**Ejercicio propuesto**:
Transcribe sin cambios las líneas de los registros, empezando por la que contiene "section-title: 1-2. Lapsen" y siguiendo hasta la que contiene "seat-illustration (496, 616, 848, 856)", ambas incluidas.

**Datos del ejercicio**:
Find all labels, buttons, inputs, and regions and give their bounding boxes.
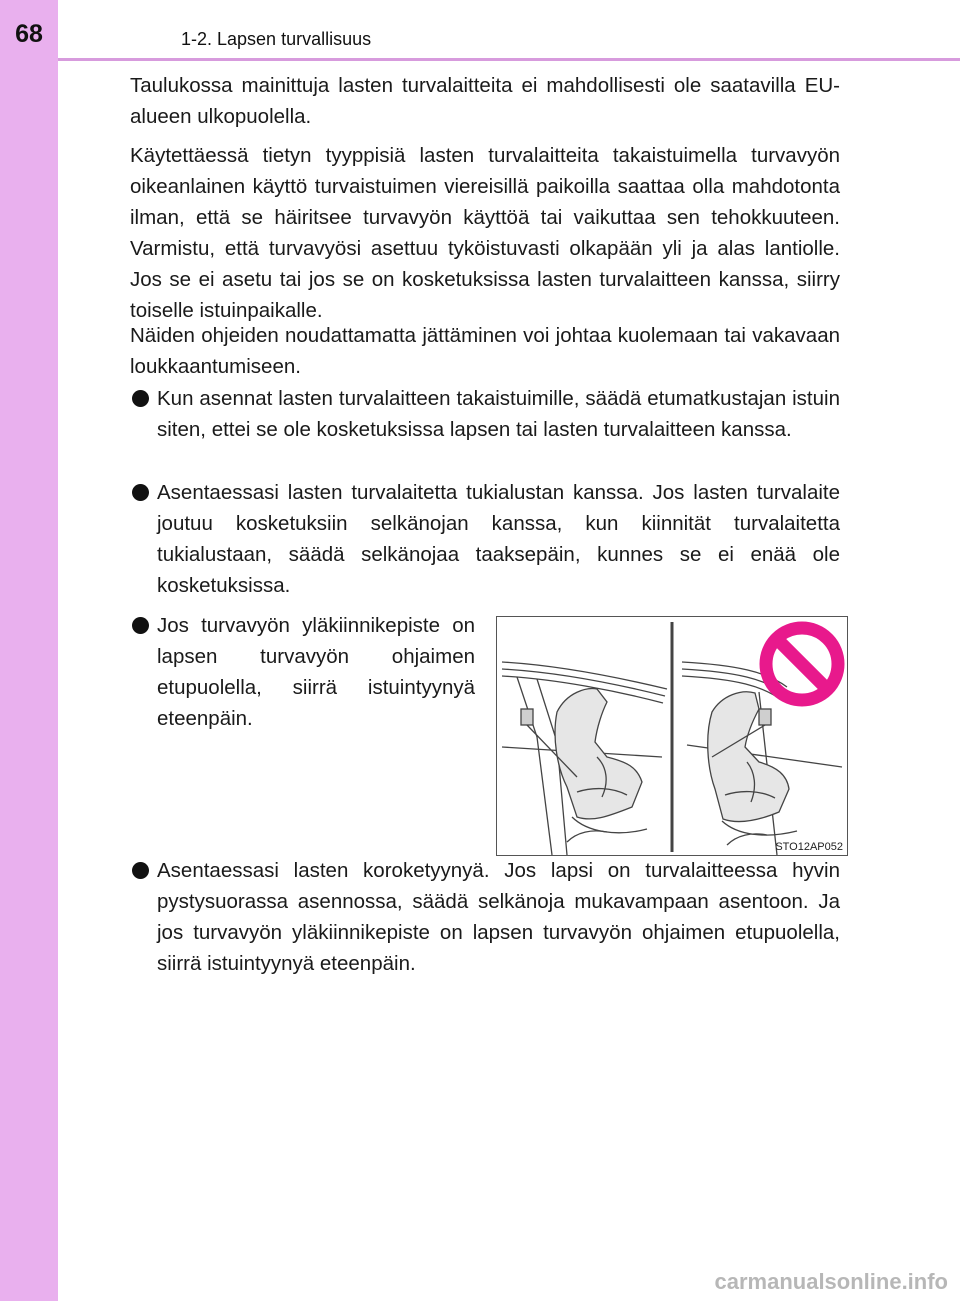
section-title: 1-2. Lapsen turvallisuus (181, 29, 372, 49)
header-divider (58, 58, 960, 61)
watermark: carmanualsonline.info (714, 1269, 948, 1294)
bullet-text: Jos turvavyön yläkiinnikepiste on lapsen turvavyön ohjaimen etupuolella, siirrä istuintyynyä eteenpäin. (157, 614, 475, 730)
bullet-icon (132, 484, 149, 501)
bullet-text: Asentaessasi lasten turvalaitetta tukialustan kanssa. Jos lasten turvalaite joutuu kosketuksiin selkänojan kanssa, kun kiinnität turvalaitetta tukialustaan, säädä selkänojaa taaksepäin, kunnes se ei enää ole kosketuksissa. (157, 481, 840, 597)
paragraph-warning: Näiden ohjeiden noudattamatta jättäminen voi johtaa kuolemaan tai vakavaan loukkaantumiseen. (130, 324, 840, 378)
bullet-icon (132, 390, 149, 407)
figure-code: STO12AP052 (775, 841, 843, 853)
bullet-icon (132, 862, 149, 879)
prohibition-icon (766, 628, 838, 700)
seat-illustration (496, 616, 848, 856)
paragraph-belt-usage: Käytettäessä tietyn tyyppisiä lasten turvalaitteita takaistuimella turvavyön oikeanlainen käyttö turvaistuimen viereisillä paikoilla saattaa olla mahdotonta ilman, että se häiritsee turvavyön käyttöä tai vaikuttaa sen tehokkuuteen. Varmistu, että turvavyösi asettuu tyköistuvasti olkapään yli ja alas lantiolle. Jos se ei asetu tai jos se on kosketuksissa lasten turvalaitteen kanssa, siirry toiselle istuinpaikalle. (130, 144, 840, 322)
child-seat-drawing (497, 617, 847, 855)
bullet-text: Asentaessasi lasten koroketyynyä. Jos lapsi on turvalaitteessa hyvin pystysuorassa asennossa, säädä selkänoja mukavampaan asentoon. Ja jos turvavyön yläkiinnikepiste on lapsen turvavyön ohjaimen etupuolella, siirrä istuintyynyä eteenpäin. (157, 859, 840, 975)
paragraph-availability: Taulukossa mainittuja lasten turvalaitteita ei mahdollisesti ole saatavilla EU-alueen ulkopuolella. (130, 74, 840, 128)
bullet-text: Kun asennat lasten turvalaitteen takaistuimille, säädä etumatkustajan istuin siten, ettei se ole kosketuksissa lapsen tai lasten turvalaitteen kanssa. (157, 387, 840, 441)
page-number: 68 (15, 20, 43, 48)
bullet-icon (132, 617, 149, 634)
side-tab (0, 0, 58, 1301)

* * *

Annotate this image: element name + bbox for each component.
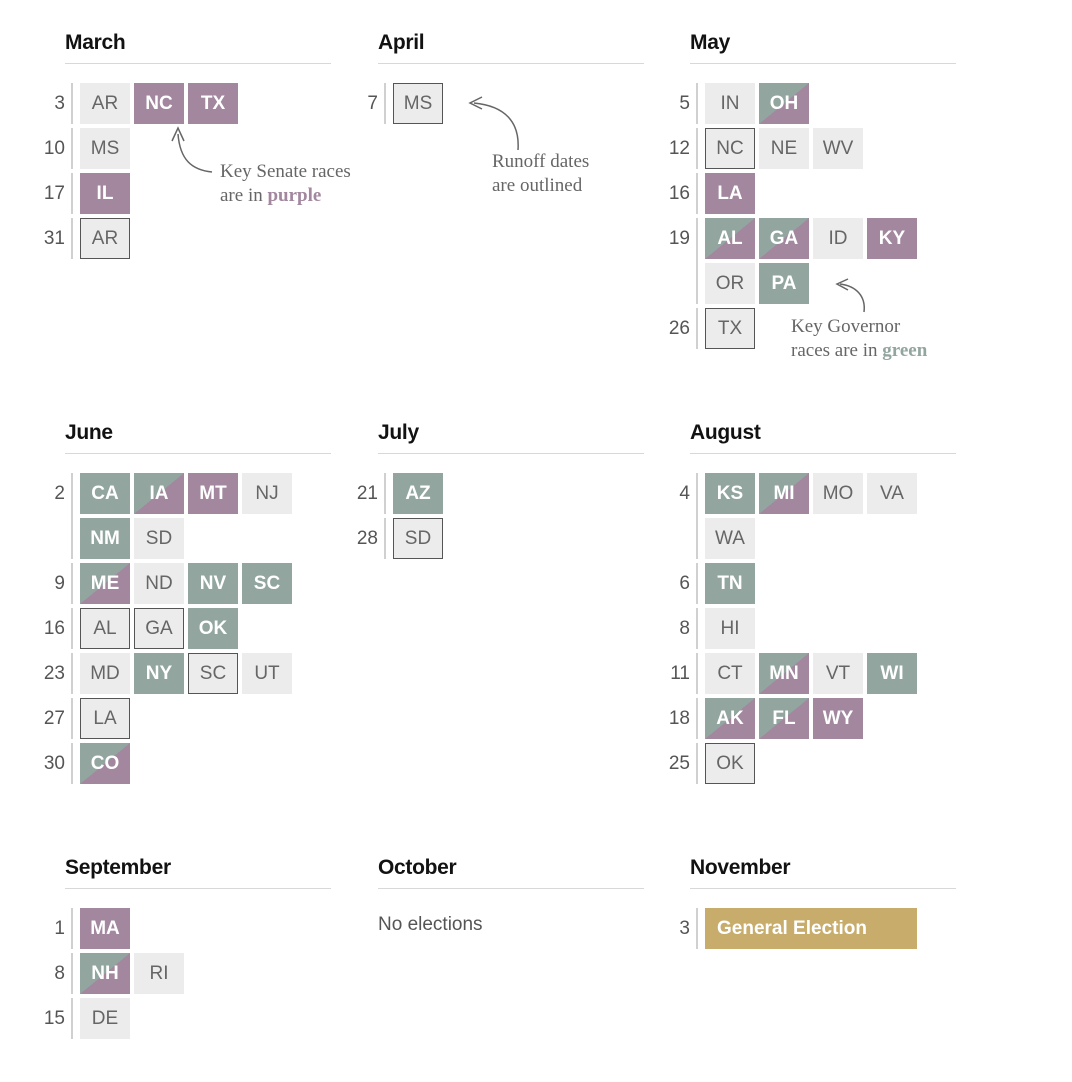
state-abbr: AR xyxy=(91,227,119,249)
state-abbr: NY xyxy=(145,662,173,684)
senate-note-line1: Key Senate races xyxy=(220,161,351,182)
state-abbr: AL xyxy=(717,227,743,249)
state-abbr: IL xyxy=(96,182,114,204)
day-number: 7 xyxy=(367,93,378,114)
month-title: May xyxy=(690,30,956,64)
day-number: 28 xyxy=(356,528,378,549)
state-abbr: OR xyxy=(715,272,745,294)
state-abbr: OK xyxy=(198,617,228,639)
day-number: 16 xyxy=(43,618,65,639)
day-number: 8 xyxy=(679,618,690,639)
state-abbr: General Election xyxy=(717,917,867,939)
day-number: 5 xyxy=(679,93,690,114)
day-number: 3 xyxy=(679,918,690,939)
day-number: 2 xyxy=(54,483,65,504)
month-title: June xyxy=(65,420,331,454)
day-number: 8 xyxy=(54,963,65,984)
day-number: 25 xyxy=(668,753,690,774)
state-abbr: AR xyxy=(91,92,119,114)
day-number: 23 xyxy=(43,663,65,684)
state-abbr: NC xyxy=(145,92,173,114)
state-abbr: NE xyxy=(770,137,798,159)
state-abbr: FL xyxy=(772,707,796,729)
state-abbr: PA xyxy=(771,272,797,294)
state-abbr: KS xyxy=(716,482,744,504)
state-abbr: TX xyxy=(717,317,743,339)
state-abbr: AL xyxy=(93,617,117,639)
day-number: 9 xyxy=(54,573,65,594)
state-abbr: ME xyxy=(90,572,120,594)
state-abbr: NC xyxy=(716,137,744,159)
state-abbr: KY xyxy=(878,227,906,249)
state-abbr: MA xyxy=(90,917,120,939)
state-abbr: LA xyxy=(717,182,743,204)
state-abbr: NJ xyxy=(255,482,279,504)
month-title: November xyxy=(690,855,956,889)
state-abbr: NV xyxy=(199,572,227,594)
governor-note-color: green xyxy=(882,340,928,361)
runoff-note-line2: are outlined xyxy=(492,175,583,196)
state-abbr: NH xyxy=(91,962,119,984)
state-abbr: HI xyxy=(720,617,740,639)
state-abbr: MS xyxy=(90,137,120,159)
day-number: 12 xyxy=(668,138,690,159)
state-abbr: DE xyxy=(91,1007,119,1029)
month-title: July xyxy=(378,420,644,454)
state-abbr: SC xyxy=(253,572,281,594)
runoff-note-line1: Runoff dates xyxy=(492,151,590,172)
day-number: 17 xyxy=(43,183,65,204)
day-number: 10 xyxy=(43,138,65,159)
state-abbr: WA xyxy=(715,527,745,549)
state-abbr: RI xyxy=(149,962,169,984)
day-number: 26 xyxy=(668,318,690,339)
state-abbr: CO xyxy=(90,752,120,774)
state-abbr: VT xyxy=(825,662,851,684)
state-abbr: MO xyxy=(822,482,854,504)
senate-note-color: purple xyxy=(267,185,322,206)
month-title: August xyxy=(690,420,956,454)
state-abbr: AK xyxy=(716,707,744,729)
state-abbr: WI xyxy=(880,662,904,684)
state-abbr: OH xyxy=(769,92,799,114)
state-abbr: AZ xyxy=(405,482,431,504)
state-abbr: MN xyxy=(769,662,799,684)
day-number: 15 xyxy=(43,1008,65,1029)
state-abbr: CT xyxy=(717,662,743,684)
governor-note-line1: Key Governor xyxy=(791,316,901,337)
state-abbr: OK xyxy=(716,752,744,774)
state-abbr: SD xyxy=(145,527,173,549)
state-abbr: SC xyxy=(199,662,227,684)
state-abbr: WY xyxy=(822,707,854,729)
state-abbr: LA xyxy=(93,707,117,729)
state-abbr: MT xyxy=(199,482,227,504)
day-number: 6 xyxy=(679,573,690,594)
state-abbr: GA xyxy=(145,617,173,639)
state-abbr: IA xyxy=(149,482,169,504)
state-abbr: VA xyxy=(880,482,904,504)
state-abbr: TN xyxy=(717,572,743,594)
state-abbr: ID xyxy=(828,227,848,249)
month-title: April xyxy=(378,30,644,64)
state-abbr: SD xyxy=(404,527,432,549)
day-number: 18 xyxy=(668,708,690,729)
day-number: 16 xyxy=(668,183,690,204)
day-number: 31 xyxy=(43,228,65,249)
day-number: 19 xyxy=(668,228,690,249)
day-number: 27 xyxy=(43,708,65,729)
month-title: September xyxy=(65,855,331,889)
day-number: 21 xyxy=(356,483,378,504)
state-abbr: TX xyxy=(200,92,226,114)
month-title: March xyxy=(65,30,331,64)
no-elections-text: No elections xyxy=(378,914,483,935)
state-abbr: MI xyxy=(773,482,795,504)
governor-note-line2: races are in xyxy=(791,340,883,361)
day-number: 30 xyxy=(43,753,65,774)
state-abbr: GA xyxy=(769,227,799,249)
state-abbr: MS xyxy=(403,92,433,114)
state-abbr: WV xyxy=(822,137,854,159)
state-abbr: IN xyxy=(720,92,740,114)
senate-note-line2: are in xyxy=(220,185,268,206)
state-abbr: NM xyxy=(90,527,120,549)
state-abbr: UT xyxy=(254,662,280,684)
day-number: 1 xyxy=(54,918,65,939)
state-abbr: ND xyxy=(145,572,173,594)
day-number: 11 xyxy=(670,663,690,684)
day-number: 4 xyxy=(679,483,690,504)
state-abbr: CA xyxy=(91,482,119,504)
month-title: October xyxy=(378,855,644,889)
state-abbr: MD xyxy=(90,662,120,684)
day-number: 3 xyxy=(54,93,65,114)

**Respuesta**:
section-title: 1-2. Lapsen turvallisuus (181, 29, 372, 49)
header-divider (58, 58, 960, 61)
watermark: carmanualsonline.info (714, 1269, 948, 1294)
bullet-text: Jos turvavyön yläkiinnikepiste on lapsen turvavyön ohjaimen etupuolella, siirrä istuintyynyä eteenpäin. (157, 614, 475, 730)
bullet-icon (132, 484, 149, 501)
bullet-text: Asentaessasi lasten turvalaitetta tukialustan kanssa. Jos lasten turvalaite joutuu kosketuksiin selkänojan kanssa, kun kiinnität turvalaitetta tukialustaan, säädä selkänojaa taaksepäin, kunnes se ei enää ole kosketuksissa. (157, 481, 840, 597)
paragraph-warning: Näiden ohjeiden noudattamatta jättäminen voi johtaa kuolemaan tai vakavaan loukkaantumiseen. (130, 324, 840, 378)
bullet-icon (132, 390, 149, 407)
figure-code: STO12AP052 (775, 841, 843, 853)
bullet-icon (132, 862, 149, 879)
prohibition-icon (766, 628, 838, 700)
seat-illustration (496, 616, 848, 856)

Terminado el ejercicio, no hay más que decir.